---------- Available records ----------

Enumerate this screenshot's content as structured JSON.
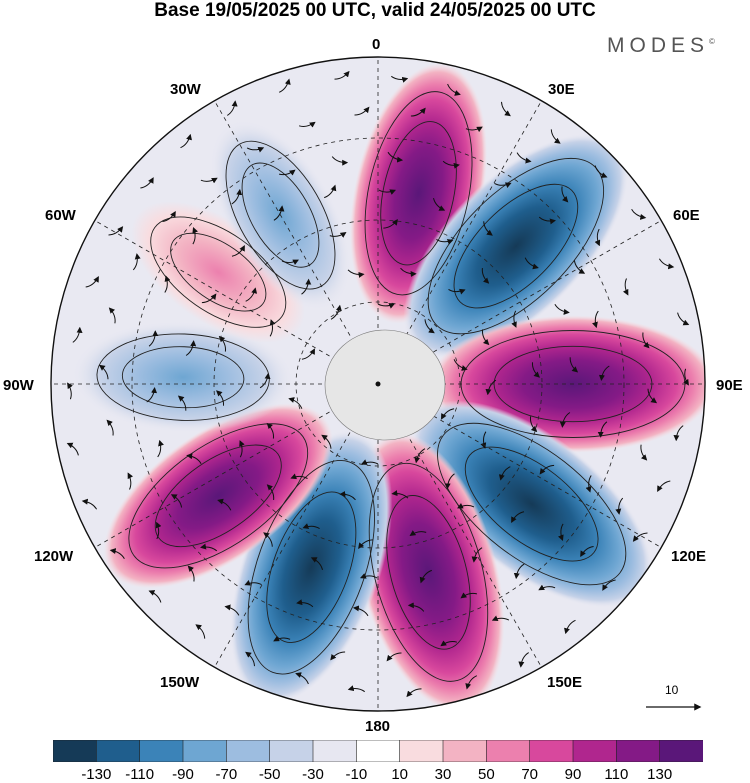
{
  "title": "Base 19/05/2025 00 UTC, valid 24/05/2025 00 UTC",
  "brand": "MODES",
  "brand_mark": "©",
  "longitude_labels": {
    "lon_0": "0",
    "lon_30e": "30E",
    "lon_60e": "60E",
    "lon_90e": "90E",
    "lon_120e": "120E",
    "lon_150e": "150E",
    "lon_180": "180",
    "lon_150w": "150W",
    "lon_120w": "120W",
    "lon_90w": "90W",
    "lon_60w": "60W",
    "lon_30w": "30W"
  },
  "reference_vector": {
    "label": "10"
  },
  "colorbar": {
    "ticks": [
      "-130",
      "-110",
      "-90",
      "-70",
      "-50",
      "-30",
      "-10",
      "10",
      "30",
      "50",
      "70",
      "90",
      "110",
      "130"
    ],
    "colors": [
      "#153a57",
      "#1f5e8d",
      "#3b83b8",
      "#6ea6d2",
      "#9dbde0",
      "#c6d2e8",
      "#e7e7f1",
      "#ffffff",
      "#f9dcdf",
      "#f3b3c3",
      "#ec80ae",
      "#d8489d",
      "#b0268e",
      "#841a86",
      "#5a1779"
    ]
  },
  "field": {
    "lobes": [
      {
        "lon": 12,
        "value": 110
      },
      {
        "lon": 45,
        "value": -130
      },
      {
        "lon": 90,
        "value": 130
      },
      {
        "lon": 128,
        "value": -130
      },
      {
        "lon": 165,
        "value": 130
      },
      {
        "lon": -160,
        "value": -130
      },
      {
        "lon": -125,
        "value": 110
      },
      {
        "lon": -88,
        "value": -70
      },
      {
        "lon": -55,
        "value": 50
      },
      {
        "lon": -30,
        "value": -60
      }
    ]
  }
}
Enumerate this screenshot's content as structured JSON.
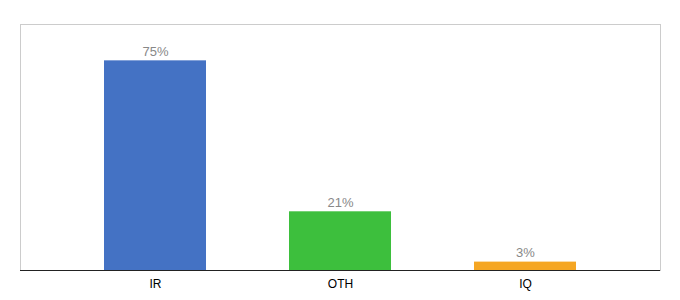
{
  "chart_data": {
    "type": "bar",
    "categories": [
      "IR",
      "OTH",
      "IQ"
    ],
    "values": [
      75,
      21,
      3
    ],
    "value_labels": [
      "75%",
      "21%",
      "3%"
    ],
    "colors": [
      "#4472c4",
      "#3dbf3d",
      "#f5a623"
    ],
    "ylim": [
      0,
      88
    ],
    "data_labels": true,
    "tick_labels": "x"
  }
}
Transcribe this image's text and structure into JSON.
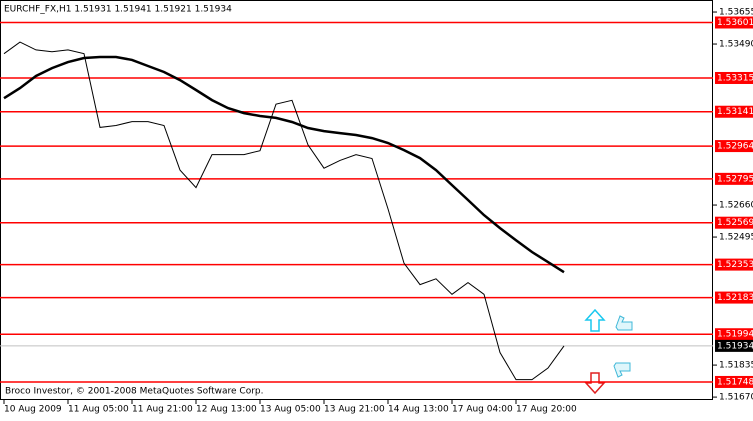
{
  "chart_data": {
    "type": "line",
    "title": "EURCHF_FX,H1  1.51931 1.51941 1.51921 1.51934",
    "footer": "Broco Investor, © 2001-2008 MetaQuotes Software Corp.",
    "x": [
      0,
      4,
      8,
      12,
      16,
      20,
      24,
      28,
      32,
      36,
      40,
      44,
      48,
      52,
      56,
      60,
      64,
      68,
      72,
      76,
      80,
      84,
      88,
      92,
      96,
      100,
      104,
      108,
      112,
      116,
      120,
      124,
      128,
      132,
      136,
      140
    ],
    "series": [
      {
        "color": "#000000",
        "line_width": 1,
        "values": [
          1.5344,
          1.535,
          1.5346,
          1.5345,
          1.5346,
          1.5344,
          1.5306,
          1.5307,
          1.5309,
          1.5309,
          1.5307,
          1.5284,
          1.5275,
          1.5292,
          1.5292,
          1.5292,
          1.5294,
          1.5318,
          1.532,
          1.5297,
          1.5285,
          1.5289,
          1.5292,
          1.529,
          1.5264,
          1.5236,
          1.5225,
          1.5228,
          1.522,
          1.5226,
          1.522,
          1.519,
          1.5176,
          1.5176,
          1.5182,
          1.51934
        ]
      },
      {
        "color": "#000000",
        "line_width": 2.5,
        "values": [
          1.53211,
          1.53263,
          1.53325,
          1.53366,
          1.53397,
          1.53418,
          1.53423,
          1.53423,
          1.53408,
          1.53377,
          1.53346,
          1.53304,
          1.53253,
          1.53201,
          1.5316,
          1.53134,
          1.53119,
          1.53109,
          1.53088,
          1.53057,
          1.53041,
          1.53031,
          1.53021,
          1.53005,
          1.5298,
          1.52943,
          1.52902,
          1.5284,
          1.52763,
          1.52686,
          1.52608,
          1.52541,
          1.52479,
          1.52418,
          1.52366,
          1.52314
        ]
      }
    ],
    "levels": {
      "color": "#ff0000",
      "values": [
        1.53601,
        1.53315,
        1.53141,
        1.52964,
        1.52795,
        1.52569,
        1.52353,
        1.52183,
        1.51994,
        1.51748
      ]
    },
    "current_price": 1.51934,
    "xlim": [
      -1,
      177.25
    ],
    "xticks": [
      {
        "value": 0,
        "label": "10 Aug 2009"
      },
      {
        "value": 16,
        "label": "11 Aug 05:00"
      },
      {
        "value": 32,
        "label": "11 Aug 21:00"
      },
      {
        "value": 48,
        "label": "12 Aug 13:00"
      },
      {
        "value": 64,
        "label": "13 Aug 05:00"
      },
      {
        "value": 80,
        "label": "13 Aug 21:00"
      },
      {
        "value": 96,
        "label": "14 Aug 13:00"
      },
      {
        "value": 112,
        "label": "17 Aug 04:00"
      },
      {
        "value": 128,
        "label": "17 Aug 20:00"
      }
    ],
    "ylim": [
      1.51655,
      1.53717
    ],
    "yticks": [
      1.53655,
      {
        "value": 1.5349,
        "label": "1.53490"
      },
      {
        "value": 1.5266,
        "label": "1.52660"
      },
      1.52495,
      1.51835,
      {
        "value": 1.5167,
        "label": "1.51670"
      }
    ]
  }
}
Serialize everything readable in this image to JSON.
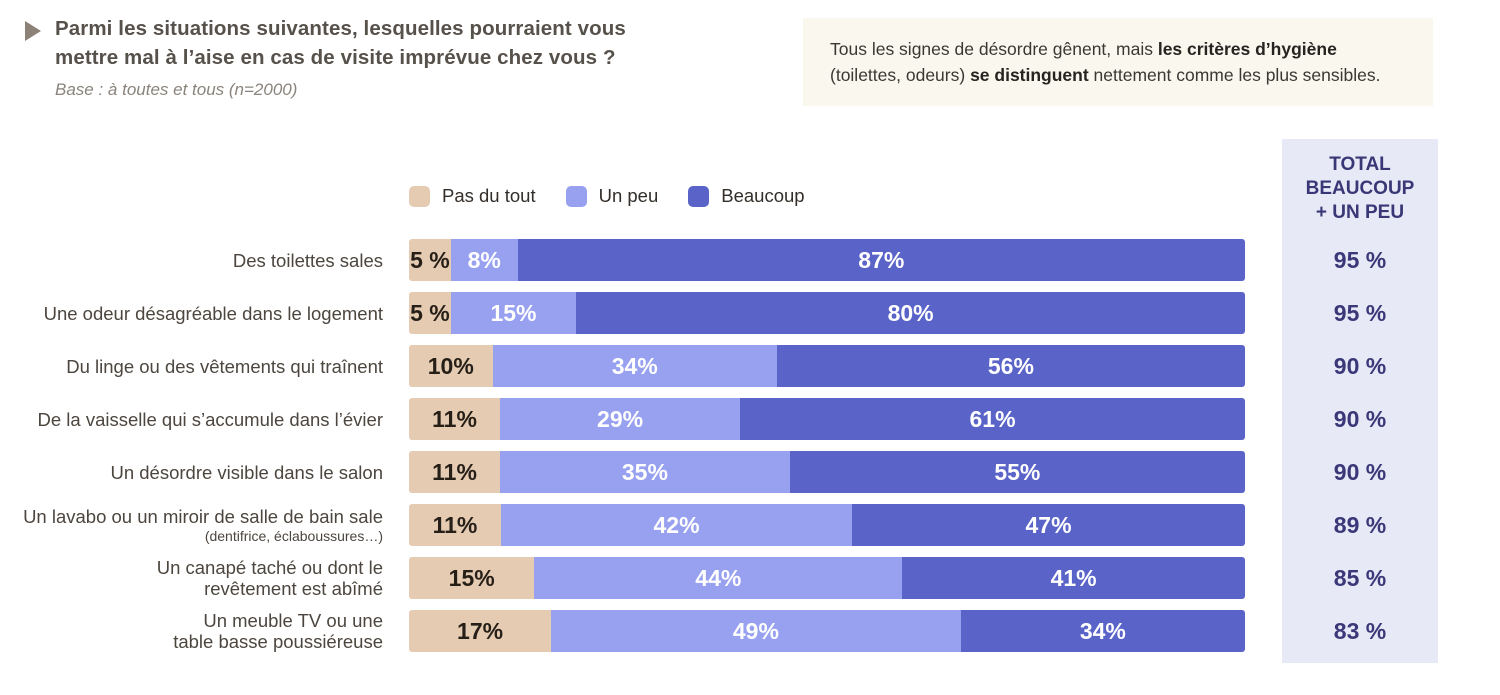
{
  "header": {
    "title_line1": "Parmi les situations suivantes, lesquelles pourraient vous",
    "title_line2": "mettre mal à l’aise en cas de visite imprévue chez vous ?",
    "base": "Base : à toutes et tous (n=2000)"
  },
  "callout": {
    "part1": "Tous les signes de désordre gênent, mais ",
    "bold1": "les critères d’hygiène",
    "part2": " (toilettes, odeurs) ",
    "bold2": "se distinguent",
    "part3": " nettement comme les plus sensibles."
  },
  "legend": {
    "items": [
      {
        "label": "Pas du tout",
        "color": "#e5cbb2"
      },
      {
        "label": "Un peu",
        "color": "#98a1f0"
      },
      {
        "label": "Beaucoup",
        "color": "#5a63c8"
      }
    ]
  },
  "totals": {
    "header": "TOTAL\nBEAUCOUP\n+ UN PEU",
    "values": [
      "95 %",
      "95 %",
      "90 %",
      "90 %",
      "90 %",
      "89 %",
      "85 %",
      "83 %"
    ]
  },
  "rows": [
    {
      "lines": [
        "Des toilettes sales"
      ],
      "sub": "",
      "segments": [
        {
          "value": 5,
          "label": "5 %"
        },
        {
          "value": 8,
          "label": "8%"
        },
        {
          "value": 87,
          "label": "87%"
        }
      ]
    },
    {
      "lines": [
        "Une odeur désagréable dans le logement"
      ],
      "sub": "",
      "segments": [
        {
          "value": 5,
          "label": "5 %"
        },
        {
          "value": 15,
          "label": "15%"
        },
        {
          "value": 80,
          "label": "80%"
        }
      ]
    },
    {
      "lines": [
        "Du linge ou des vêtements qui traînent"
      ],
      "sub": "",
      "segments": [
        {
          "value": 10,
          "label": "10%"
        },
        {
          "value": 34,
          "label": "34%"
        },
        {
          "value": 56,
          "label": "56%"
        }
      ]
    },
    {
      "lines": [
        "De la vaisselle qui s’accumule dans l’évier"
      ],
      "sub": "",
      "segments": [
        {
          "value": 11,
          "label": "11%"
        },
        {
          "value": 29,
          "label": "29%"
        },
        {
          "value": 61,
          "label": "61%"
        }
      ]
    },
    {
      "lines": [
        "Un désordre visible dans le salon"
      ],
      "sub": "",
      "segments": [
        {
          "value": 11,
          "label": "11%"
        },
        {
          "value": 35,
          "label": "35%"
        },
        {
          "value": 55,
          "label": "55%"
        }
      ]
    },
    {
      "lines": [
        "Un lavabo ou un miroir de salle de bain sale"
      ],
      "sub": "(dentifrice, éclaboussures…)",
      "segments": [
        {
          "value": 11,
          "label": "11%"
        },
        {
          "value": 42,
          "label": "42%"
        },
        {
          "value": 47,
          "label": "47%"
        }
      ]
    },
    {
      "lines": [
        "Un canapé taché ou dont le",
        "revêtement est abîmé"
      ],
      "sub": "",
      "segments": [
        {
          "value": 15,
          "label": "15%"
        },
        {
          "value": 44,
          "label": "44%"
        },
        {
          "value": 41,
          "label": "41%"
        }
      ]
    },
    {
      "lines": [
        "Un meuble TV ou une",
        "table basse poussiéreuse"
      ],
      "sub": "",
      "segments": [
        {
          "value": 17,
          "label": "17%"
        },
        {
          "value": 49,
          "label": "49%"
        },
        {
          "value": 34,
          "label": "34%"
        }
      ]
    }
  ],
  "chart_data": {
    "type": "bar",
    "stacked": true,
    "orientation": "horizontal",
    "title": "Parmi les situations suivantes, lesquelles pourraient vous mettre mal à l’aise en cas de visite imprévue chez vous ?",
    "subtitle": "Base : à toutes et tous (n=2000)",
    "categories": [
      "Des toilettes sales",
      "Une odeur désagréable dans le logement",
      "Du linge ou des vêtements qui traînent",
      "De la vaisselle qui s’accumule dans l’évier",
      "Un désordre visible dans le salon",
      "Un lavabo ou un miroir de salle de bain sale (dentifrice, éclaboussures…)",
      "Un canapé taché ou dont le revêtement est abîmé",
      "Un meuble TV ou une table basse poussiéreuse"
    ],
    "series": [
      {
        "name": "Pas du tout",
        "color": "#e5cbb2",
        "values": [
          5,
          5,
          10,
          11,
          11,
          11,
          15,
          17
        ]
      },
      {
        "name": "Un peu",
        "color": "#98a1f0",
        "values": [
          8,
          15,
          34,
          29,
          35,
          42,
          44,
          49
        ]
      },
      {
        "name": "Beaucoup",
        "color": "#5a63c8",
        "values": [
          87,
          80,
          56,
          61,
          55,
          47,
          41,
          34
        ]
      }
    ],
    "totals_beaucoup_plus_un_peu": [
      95,
      95,
      90,
      90,
      90,
      89,
      85,
      83
    ],
    "xlim": [
      0,
      100
    ],
    "grid": false,
    "legend_position": "top",
    "value_labels": "inside"
  },
  "colors": {
    "background": "#ffffff",
    "callout_bg": "#faf7ee",
    "panel_bg": "#e8e9f7",
    "panel_text": "#3a3878",
    "title_text": "#57514b",
    "bullet": "#8d8278"
  }
}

----------

◆ **Task**: Take every line from the records above that has the word "vaisselle" and copy it.

◆ **In response**:
        "De la vaisselle qui s’accumule dans l’évier"
      "De la vaisselle qui s’accumule dans l’évier",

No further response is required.